▶

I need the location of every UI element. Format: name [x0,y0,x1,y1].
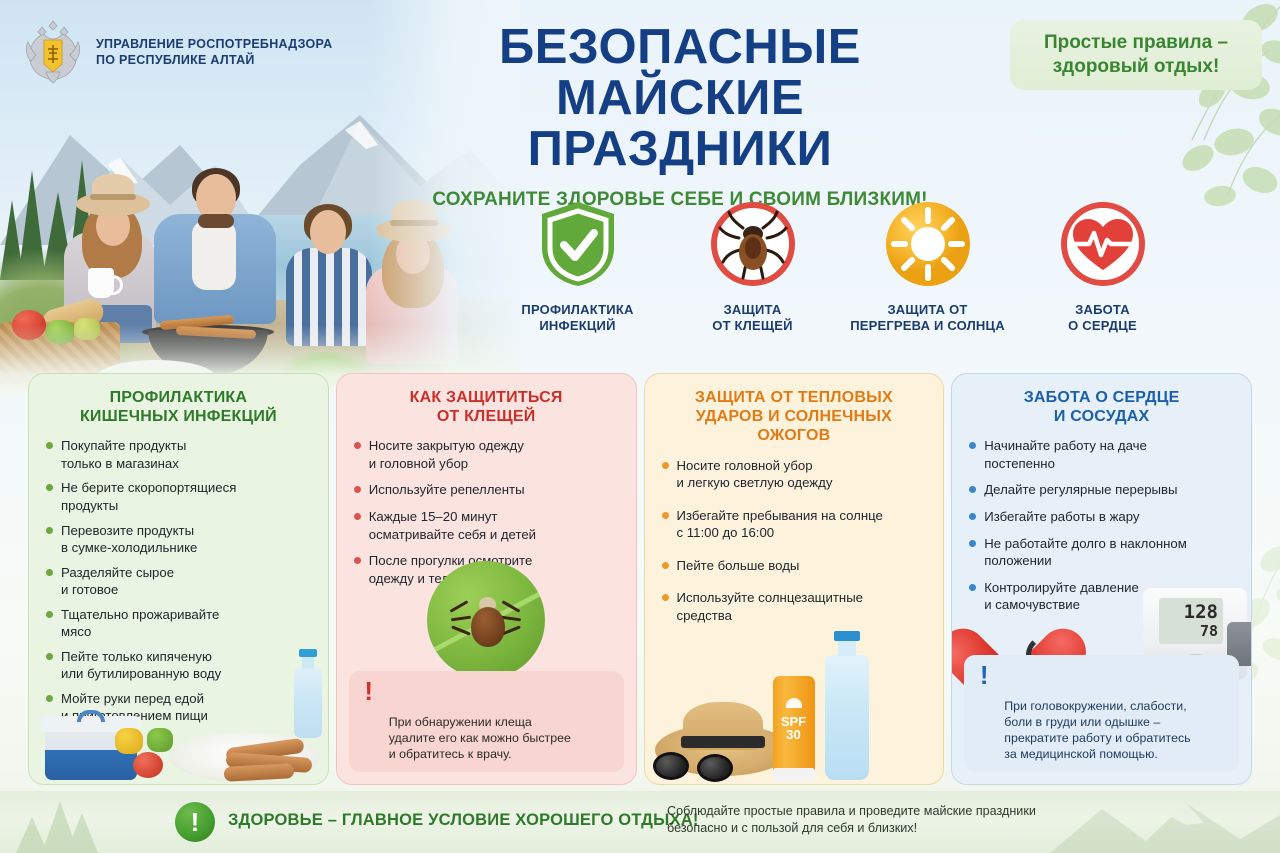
exclamation-icon: ! [363,680,375,703]
sunscreen-sun-icon [786,698,802,708]
shield-check-icon [490,196,665,292]
topic-icons-row: ПРОФИЛАКТИКА ИНФЕКЦИЙ [490,196,1190,356]
poster-title: БЕЗОПАСНЫЕ МАЙСКИЕ ПРАЗДНИКИ [400,22,960,175]
water-bottle [294,668,322,738]
footer-note: Соблюдайте простые правила и проведите м… [667,803,1147,837]
card-advice-list: Покупайте продукты только в магазинах Не… [45,437,312,732]
card-intestinal-infections: ПРОФИЛАКТИКА КИШЕЧНЫХ ИНФЕКЦИЙ Покупайте… [28,373,329,785]
topic-icon-heart: ЗАБОТА О СЕРДЦЕ [1015,196,1190,356]
list-item: Перевозите продукты в сумке-холодильнике [45,522,312,557]
sunscreen-cap [773,768,815,782]
slogan-badge-text: Простые правила – здоровый отдых! [1044,31,1228,80]
tick-on-leaf-photo [427,561,545,679]
bell-pepper [115,728,143,754]
card-alert-text: При обнаружении клеща удалите его как мо… [389,715,571,761]
organization-name: УПРАВЛЕНИЕ РОСПОТРЕБНАДЗОРА ПО РЕСПУБЛИК… [96,36,332,68]
list-item: Избегайте пребывания на солнце с 11:00 д… [661,507,928,542]
card-title: ЗАЩИТА ОТ ТЕПЛОВЫХ УДАРОВ И СОЛНЕЧНЫХ ОЖ… [661,388,928,446]
list-item: Носите закрытую одежду и головной убор [353,437,620,472]
list-item: Пейте только кипяченую или бутилированну… [45,648,312,683]
card-title: ЗАБОТА О СЕРДЦЕ И СОСУДАХ [968,388,1235,426]
card-heat-sun-protection: ЗАЩИТА ОТ ТЕПЛОВЫХ УДАРОВ И СОЛНЕЧНЫХ ОЖ… [644,373,945,785]
card-alert-box: ! При обнаружении клеща удалите его как … [349,671,624,772]
list-item: Разделяйте сырое и готовое [45,564,312,599]
footer-exclamation-icon: ! [175,802,215,842]
list-item: Используйте солнцезащитные средства [661,589,928,624]
card-alert-text: При головокружении, слабости, боли в гру… [1004,699,1190,761]
tick-leg [451,616,471,622]
green-pepper [147,728,173,752]
card-title: КАК ЗАЩИТИТЬСЯ ОТ КЛЕЩЕЙ [353,388,620,426]
sunglasses [653,752,739,782]
poster-title-block: БЕЗОПАСНЫЕ МАЙСКИЕ ПРАЗДНИКИ СОХРАНИТЕ З… [400,22,960,211]
bp-systolic-value: 128 [1184,601,1218,623]
mug [88,268,114,298]
tomato [133,752,163,778]
exclamation-icon: ! [978,664,990,687]
list-item: Тщательно прожаривайте мясо [45,606,312,641]
list-item: Делайте регулярные перерывы [968,481,1235,499]
double-headed-eagle-emblem-icon [22,18,84,86]
organization-logo-block: УПРАВЛЕНИЕ РОСПОТРЕБНАДЗОРА ПО РЕСПУБЛИК… [22,18,332,86]
topic-icon-label: ЗАЩИТА ОТ КЛЕЩЕЙ [665,302,840,335]
sunglasses-lens [653,752,689,780]
footer-bar: ! ЗДОРОВЬЕ – ГЛАВНОЕ УСЛОВИЕ ХОРОШЕГО ОТ… [0,791,1280,853]
advice-cards-row: ПРОФИЛАКТИКА КИШЕЧНЫХ ИНФЕКЦИЙ Покупайте… [28,373,1252,785]
topic-icon-ticks: ЗАЩИТА ОТ КЛЕЩЕЙ [665,196,840,356]
card-alert-box: ! При головокружении, слабости, боли в г… [964,655,1239,772]
card-heart-care: ЗАБОТА О СЕРДЦЕ И СОСУДАХ Начинайте рабо… [951,373,1252,785]
topic-icon-sun: ЗАЩИТА ОТ ПЕРЕГРЕВА И СОЛНЦА [840,196,1015,356]
water-bottle [825,655,869,780]
sunglasses-lens [697,754,733,782]
card-title: ПРОФИЛАКТИКА КИШЕЧНЫХ ИНФЕКЦИЙ [45,388,312,426]
sun-icon [840,196,1015,292]
bp-display: 128 78 [1159,598,1223,644]
list-item: Начинайте работу на даче постепенно [968,437,1235,472]
list-item: Не берите скоропортящиеся продукты [45,479,312,514]
topic-icon-label: ЗАБОТА О СЕРДЦЕ [1015,302,1190,335]
sunscreen-spf-label: SPF 30 [773,715,815,742]
topic-icon-label: ЗАЩИТА ОТ ПЕРЕГРЕВА И СОЛНЦА [840,302,1015,335]
list-item: Носите головной убор и легкую светлую од… [661,457,928,492]
footer-trees-decoration [8,795,158,853]
sausage [223,763,294,782]
card-tick-protection: КАК ЗАЩИТИТЬСЯ ОТ КЛЕЩЕЙ Носите закрытую… [336,373,637,785]
topic-icon-prevention: ПРОФИЛАКТИКА ИНФЕКЦИЙ [490,196,665,356]
tick-prohibited-icon [665,196,840,292]
infographic-poster: УПРАВЛЕНИЕ РОСПОТРЕБНАДЗОРА ПО РЕСПУБЛИК… [0,0,1280,853]
tick-leg [450,600,469,613]
tick-body [471,607,505,647]
bp-diastolic-value: 78 [1200,622,1218,640]
card-advice-list: Носите головной убор и легкую светлую од… [661,457,928,640]
figure-father [152,148,280,343]
list-item: Используйте репелленты [353,481,620,499]
list-item: Каждые 15–20 минут осматривайте себя и д… [353,508,620,543]
list-item: Пейте больше воды [661,557,928,575]
topic-icon-label: ПРОФИЛАКТИКА ИНФЕКЦИЙ [490,302,665,335]
footer-headline: ЗДОРОВЬЕ – ГЛАВНОЕ УСЛОВИЕ ХОРОШЕГО ОТДЫ… [228,811,699,830]
heart-pulse-icon [1015,196,1190,292]
list-item: Не работайте долго в наклонном положении [968,535,1235,570]
straw-hat-band [681,736,765,748]
slogan-badge: Простые правила – здоровый отдых! [1010,20,1262,90]
list-item: Избегайте работы в жару [968,508,1235,526]
list-item: Покупайте продукты только в магазинах [45,437,312,472]
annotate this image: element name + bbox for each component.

◀

- [Task directions]: Please lay out all of the material above as a Markdown table with the columns Row and Line, giving each non-blank line its own numbered row. Leave the pictures out.

- [Written solution]:
| Row | Line |
|---|---|
| 1 | I need the location of every UI element. Format: name [x0,y0,x1,y1]. |
| 2 | exclamation-icon: ! [363,680,375,703] |
| 3 | sunscreen-sun-icon [786,698,802,708] |
| 4 | shield-check-icon [490,196,665,292] |
| 5 | topic-icons-row: ПРОФИЛАКТИКА ИНФЕКЦИЙ [490,196,1190,356] |
| 6 | poster-title: БЕЗОПАСНЫЕ МАЙСКИЕ ПРАЗДНИКИ [400,22,960,175] |
| 7 | water-bottle [294,668,322,738] |
| 8 | footer-note: Соблюдайте простые правила и проведите м… [667,803,1147,837] |
| 9 | card-advice-list: Покупайте продукты только в магазинах Не… [45,437,312,732] |
| 10 | card-intestinal-infections: ПРОФИЛАКТИКА КИШЕЧНЫХ ИНФЕКЦИЙ Покупайте… [28,373,329,785] |
| 11 | topic-icon-heart: ЗАБОТА О СЕРДЦЕ [1015,196,1190,356] |
| 12 | list-item: Перевозите продукты в сумке-холодильнике [45,522,312,557] |
| 13 | sunscreen-cap [773,768,815,782] |
| 14 | slogan-badge-text: Простые правила – здоровый отдых! [1044,31,1228,80] |
| 15 | tick-on-leaf-photo [427,561,545,679] |
| 16 | bell-pepper [115,728,143,754] |
| 17 | card-alert-text: При обнаружении клеща удалите его как мо… [389,715,571,761] |
| 18 | organization-name: УПРАВЛЕНИЕ РОСПОТРЕБНАДЗОРА ПО РЕСПУБЛИК… [96,36,332,68] |
| 19 | list-item: Избегайте пребывания на солнце с 11:00 д… [661,507,928,542] |
| 20 | card-title: ЗАЩИТА ОТ ТЕПЛОВЫХ УДАРОВ И СОЛНЕЧНЫХ ОЖ… [661,388,928,446] |
| 21 | list-item: Носите закрытую одежду и головной убор [353,437,620,472] |
| 22 | list-item: Пейте только кипяченую или бутилированну… [45,648,312,683] |
| 23 | card-title: ЗАБОТА О СЕРДЦЕ И СОСУДАХ [968,388,1235,426] |
| 24 | card-heat-sun-protection: ЗАЩИТА ОТ ТЕПЛОВЫХ УДАРОВ И СОЛНЕЧНЫХ ОЖ… [644,373,945,785] |
| 25 | card-alert-box: ! При обнаружении клеща удалите его как … [349,671,624,772] |
| 26 | list-item: Разделяйте сырое и готовое [45,564,312,599] |
| 27 | footer-exclamation-icon: ! [175,802,215,842] |
| 28 | list-item: Используйте солнцезащитные средства [661,589,928,624] |
| 29 | card-alert-text: При головокружении, слабости, боли в гру… [1004,699,1190,761] |
| 30 | tick-leg [451,616,471,622] |
| 31 | green-pepper [147,728,173,752] |
| 32 | card-title: КАК ЗАЩИТИТЬСЯ ОТ КЛЕЩЕЙ [353,388,620,426] |
| 33 | sunglasses [653,752,739,782] |
| 34 | poster-title-block: БЕЗОПАСНЫЕ МАЙСКИЕ ПРАЗДНИКИ СОХРАНИТЕ З… [400,22,960,211] |
| 35 | bp-systolic-value: 128 [1184,601,1218,623] |
| 36 | mug [88,268,114,298] |
| 37 | tomato [133,752,163,778] |
| 38 | exclamation-icon: ! [978,664,990,687] |
| 39 | list-item: Тщательно прожаривайте мясо [45,606,312,641] |
| 40 | list-item: Делайте регулярные перерывы [968,481,1235,499] |
| 41 | double-headed-eagle-emblem-icon [22,18,84,86] |
| 42 | organization-logo-block: УПРАВЛЕНИЕ РОСПОТРЕБНАДЗОРА ПО РЕСПУБЛИК… [22,18,332,86] |
| 43 | topic-icon-label: ЗАЩИТА ОТ КЛЕЩЕЙ [665,302,840,335] |
| 44 | sunglasses-lens [653,752,689,780] |
| 45 | footer-bar: ! ЗДОРОВЬЕ – ГЛАВНОЕ УСЛОВИЕ ХОРОШЕГО ОТ… [0,791,1280,853] |
| 46 | advice-cards-row: ПРОФИЛАКТИКА КИШЕЧНЫХ ИНФЕКЦИЙ Покупайте… [28,373,1252,785] |
| 47 | topic-icon-ticks: ЗАЩИТА ОТ КЛЕЩЕЙ [665,196,840,356] |
| 48 | card-alert-box: ! При головокружении, слабости, боли в г… [964,655,1239,772] |
| 49 | card-heart-care: ЗАБОТА О СЕРДЦЕ И СОСУДАХ Начинайте рабо… [951,373,1252,785] |
| 50 | topic-icon-sun: ЗАЩИТА ОТ ПЕРЕГРЕВА И СОЛНЦА [840,196,1015,356] |
| 51 | water-bottle [825,655,869,780] |
| 52 | sunglasses-lens [697,754,733,782] |
| 53 | card-title: ПРОФИЛАКТИКА КИШЕЧНЫХ ИНФЕКЦИЙ [45,388,312,426] |
| 54 | sun-icon [840,196,1015,292] |
| 55 | bp-display: 128 78 [1159,598,1223,644] |
| 56 | list-item: Начинайте работу на даче постепенно [968,437,1235,472] |
| 57 | list-item: Не берите скоропортящиеся продукты [45,479,312,514] |
| 58 | topic-icon-label: ЗАБОТА О СЕРДЦЕ [1015,302,1190,335] |
| 59 | sunscreen-spf-label: SPF 30 [773,715,815,742] |
| 60 | topic-icon-label: ЗАЩИТА ОТ ПЕРЕГРЕВА И СОЛНЦА [840,302,1015,335] |
| 61 | list-item: Носите головной убор и легкую светлую од… [661,457,928,492] |
| 62 | footer-trees-decoration [8,795,158,853] |
| 63 | sausage [223,763,294,782] |
| 64 | card-tick-protection: КАК ЗАЩИТИТЬСЯ ОТ КЛЕЩЕЙ Носите закрытую… [336,373,637,785] |
| 65 | topic-icon-prevention: ПРОФИЛАКТИКА ИНФЕКЦИЙ [490,196,665,356] |
| 66 | tick-prohibited-icon [665,196,840,292] |
| 67 | infographic-poster: УПРАВЛЕНИЕ РОСПОТРЕБНАДЗОРА ПО РЕСПУБЛИК… [0,0,1280,853] |
| 68 | tick-leg [450,600,469,613] |
| 69 | tick-body [471,607,505,647] |
| 70 | bp-diastolic-value: 78 [1200,622,1218,640] |
| 71 | card-advice-list: Носите головной убор и легкую светлую од… [661,457,928,640] |
| 72 | figure-father [152,148,280,343] |
| 73 | list-item: Используйте репелленты [353,481,620,499] |
| 74 | list-item: Каждые 15–20 минут осматривайте себя и д… [353,508,620,543] |
| 75 | list-item: Пейте больше воды [661,557,928,575] |
| 76 | topic-icon-label: ПРОФИЛАКТИКА ИНФЕКЦИЙ [490,302,665,335] |
| 77 | footer-headline: ЗДОРОВЬЕ – ГЛАВНОЕ УСЛОВИЕ ХОРОШЕГО ОТДЫ… [228,811,699,830] |
| 78 | heart-pulse-icon [1015,196,1190,292] |
| 79 | list-item: Не работайте долго в наклонном положении [968,535,1235,570] |
| 80 | straw-hat-band [681,736,765,748] |
| 81 | slogan-badge: Простые правила – здоровый отдых! [1010,20,1262,90] |
| 82 | list-item: Избегайте работы в жару [968,508,1235,526] |
| 83 | list-item: Покупайте продукты только в магазинах [45,437,312,472] |
| 84 | annotate this image: element name + bbox for each component. |